COMPITO: Riscrivi il passo del testo sull'identità transgender compreso tra "Ogni storia è" e "valgono di più.", estremi inclusi, chiamando "narrativa" ciò che vi è chiamato "letteratura".

TESTO DI PARTENZA:
Ed è proprio in questo contesto che ho imparato quanto le parole siano importanti: quelle sbagliate, possono ferire, irritare, allontanare mentre quelle giuste, aiutano, curano, accompagnano la persona. Da chirurgo devo ammettere che ho fatto fatica a comprendere le sottili differenze semantiche che descrivono e raccontano questa condizione tanto delicata e tanto legata al nucleo più profondo di un essere. Ma questa fatica si è rivelata preziosa, mi ha portata a riflettere a lungo sull’opportunità di usare un termine piuttosto che un altro e, ormai, quando mi riferisco ai miei pazienti, mi trovo a mio agio solo utilizzando la parola transgender

Trovo del tutto inappropriata l’espressione transessuale perché al suo interno contiene un richiamo alla sessualità che non rende giustizia al bisogno di autenticità e di verità che caratterizza il percorso di queste persone. Il loro cammino, spesso accidentato, ha origine dal fatto di non riconoscersi nel proprio genere e la molla che li spinge al cambiamento è quella di recuperare l’armonia tra come appaiono agli altri e ciò che invece percepiscono nel profondo quando pensano a se stessi. Dopo aver conosciuto moltissime di queste persone, e averle operate, sono sempre più convinta che la sessualità, non ha alcun ruolo nella transizione. L’orientamento sessuale è separato dall’identità di genere. Le persone transgender, come i cisgender, possono avere tutti gli orientamenti sessuali. Possono essere gay, bisessuali, pansessuali, asessuali… 

L’importante, piuttosto, è riuscire a essere artefici di se stessi e protagonisti di un processo di autodeterminazione. 

Mi sono trovata a volte in difficoltà con l’uso di una terminologia appropriata ed ho dovuto leggere attentamente concetti per me abbastanza ignoti. Per esempio ho letto un post così: “è importante ricordare che essere transgender non vuol dire cambiare genere. Il cambiamento di per sé si chiama transizione. Questa non consiste nel cambiare genere ma modificare la presentazione di esso. Essere transgender riguarda l’identità, non rappresenta tutto ciò che hai fatto o meno al tuo corpo. Nonostante io abbia deciso o meno di assumere testosterone, fare o meno qualsiasi tipo di operazione, io sono transgender “.

Ogni storia è diversa dall’altra, rappresenta un unicum e ogni storia meriterebbe di essere raccontata. Credo che per approcciarsi alla conoscenza di questo mondo così variegato, sia una buona idea cominciare dalla letteratura, piuttosto che dalla saggistica. Perché quella dei transgender è una dimensione che, in primis, merita di essere accolta e compresa, attraverso l’ascolto delle emozioni. Un libro appena uscito di uno dei miei ragazzi è Quanto pesa avere coraggio di Edoardo Daumiller. Non parla di transgender, ma di scelte coraggiose, ricerca della verità e profonda ricerca del sé. Attitudini che per me, se raccontate da una persona che sono certa ne abbia una grande esperienza, valgono di più.

VOCI FORNITE:
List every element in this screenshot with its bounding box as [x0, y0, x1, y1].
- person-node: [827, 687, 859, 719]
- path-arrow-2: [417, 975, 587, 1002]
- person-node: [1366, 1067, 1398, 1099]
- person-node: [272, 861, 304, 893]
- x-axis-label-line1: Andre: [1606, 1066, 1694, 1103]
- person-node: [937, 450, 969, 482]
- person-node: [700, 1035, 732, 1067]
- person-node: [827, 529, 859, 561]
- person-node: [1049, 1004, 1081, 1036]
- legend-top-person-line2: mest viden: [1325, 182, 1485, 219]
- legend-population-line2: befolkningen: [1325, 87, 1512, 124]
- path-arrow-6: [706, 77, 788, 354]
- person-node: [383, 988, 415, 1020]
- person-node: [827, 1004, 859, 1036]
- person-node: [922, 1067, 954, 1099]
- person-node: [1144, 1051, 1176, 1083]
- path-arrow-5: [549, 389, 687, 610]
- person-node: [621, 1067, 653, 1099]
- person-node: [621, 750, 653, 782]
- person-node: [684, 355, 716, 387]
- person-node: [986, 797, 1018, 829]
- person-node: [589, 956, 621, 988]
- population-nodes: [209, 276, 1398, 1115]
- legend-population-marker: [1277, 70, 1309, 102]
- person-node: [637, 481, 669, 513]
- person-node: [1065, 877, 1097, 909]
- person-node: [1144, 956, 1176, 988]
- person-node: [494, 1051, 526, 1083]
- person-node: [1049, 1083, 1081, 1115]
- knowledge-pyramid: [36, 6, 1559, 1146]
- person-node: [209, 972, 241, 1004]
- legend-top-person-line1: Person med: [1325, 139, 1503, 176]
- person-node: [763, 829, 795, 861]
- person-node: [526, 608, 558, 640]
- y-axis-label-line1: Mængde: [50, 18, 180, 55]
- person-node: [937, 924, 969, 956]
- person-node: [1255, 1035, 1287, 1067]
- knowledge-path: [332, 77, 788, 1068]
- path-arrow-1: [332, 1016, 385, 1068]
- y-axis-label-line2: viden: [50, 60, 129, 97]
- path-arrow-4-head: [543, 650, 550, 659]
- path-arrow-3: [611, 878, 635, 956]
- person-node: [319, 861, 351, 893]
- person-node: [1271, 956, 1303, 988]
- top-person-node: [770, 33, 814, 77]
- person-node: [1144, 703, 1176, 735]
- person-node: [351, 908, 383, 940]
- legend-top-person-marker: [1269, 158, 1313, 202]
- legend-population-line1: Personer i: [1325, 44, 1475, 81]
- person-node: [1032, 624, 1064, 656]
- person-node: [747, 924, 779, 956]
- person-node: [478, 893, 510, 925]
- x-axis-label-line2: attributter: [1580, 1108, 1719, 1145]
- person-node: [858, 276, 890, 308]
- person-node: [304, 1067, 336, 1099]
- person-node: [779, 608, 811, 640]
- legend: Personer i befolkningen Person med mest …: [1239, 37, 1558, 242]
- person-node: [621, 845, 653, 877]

COMPITO SVOLTO:
Ogni storia è diversa dall’altra, rappresenta un unicum e ogni storia meriterebbe di essere raccontata. Credo che per approcciarsi alla conoscenza di questo mondo così variegato, sia una buona idea cominciare dalla narrativa, piuttosto che dalla saggistica. Perché quella dei transgender è una dimensione che, in primis, merita di essere accolta e compresa, attraverso l’ascolto delle emozioni. Un libro appena uscito di uno dei miei ragazzi è Quanto pesa avere coraggio di Edoardo Daumiller. Non parla di transgender, ma di scelte coraggiose, ricerca della verità e profonda ricerca del sé. Attitudini che per me, se raccontate da una persona che sono certa ne abbia una grande esperienza, valgono di più.